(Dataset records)
--
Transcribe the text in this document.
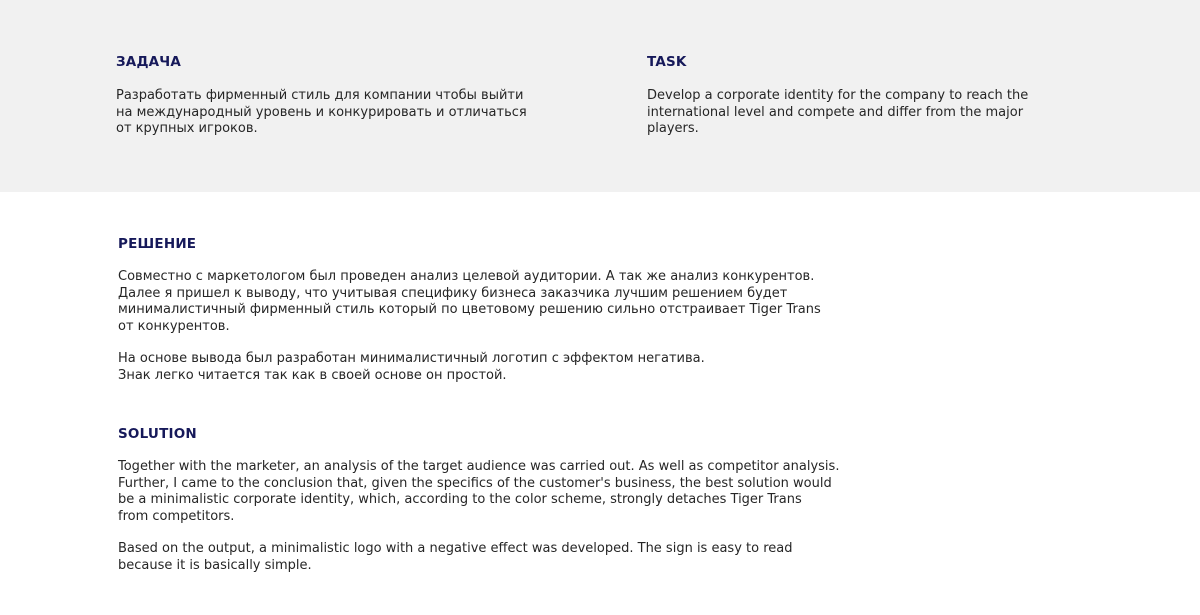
ЗАДАЧА

Разработать фирменный стиль для компании чтобы выйти
на международный уровень и конкурировать и отличаться
от крупных игроков.

TASK

Develop a corporate identity for the company to reach the
international level and compete and differ from the major
players.

РЕШЕНИЕ

Совместно с маркетологом был проведен анализ целевой аудитории. А так же анализ конкурентов.
Далее я пришел к выводу, что учитывая специфику бизнеса заказчика лучшим решением будет
минималистичный фирменный стиль который по цветовому решению сильно отстраивает Tiger Trans
от конкурентов.

На основе вывода был разработан минималистичный логотип с эффектом негатива.
Знак легко читается так как в своей основе он простой.

SOLUTION

Together with the marketer, an analysis of the target audience was carried out. As well as competitor analysis.
Further, I came to the conclusion that, given the specifics of the customer's business, the best solution would
be a minimalistic corporate identity, which, according to the color scheme, strongly detaches Tiger Trans
from competitors.

Based on the output, a minimalistic logo with a negative effect was developed. The sign is easy to read
because it is basically simple.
--
REQUIRED WORK:
List all lines where "минималистичный" occurs.

EXERCISE RESULT:
минималистичный фирменный стиль который по цветовому решению сильно отстраивает Tiger Trans
На основе вывода был разработан минималистичный логотип с эффектом негатива.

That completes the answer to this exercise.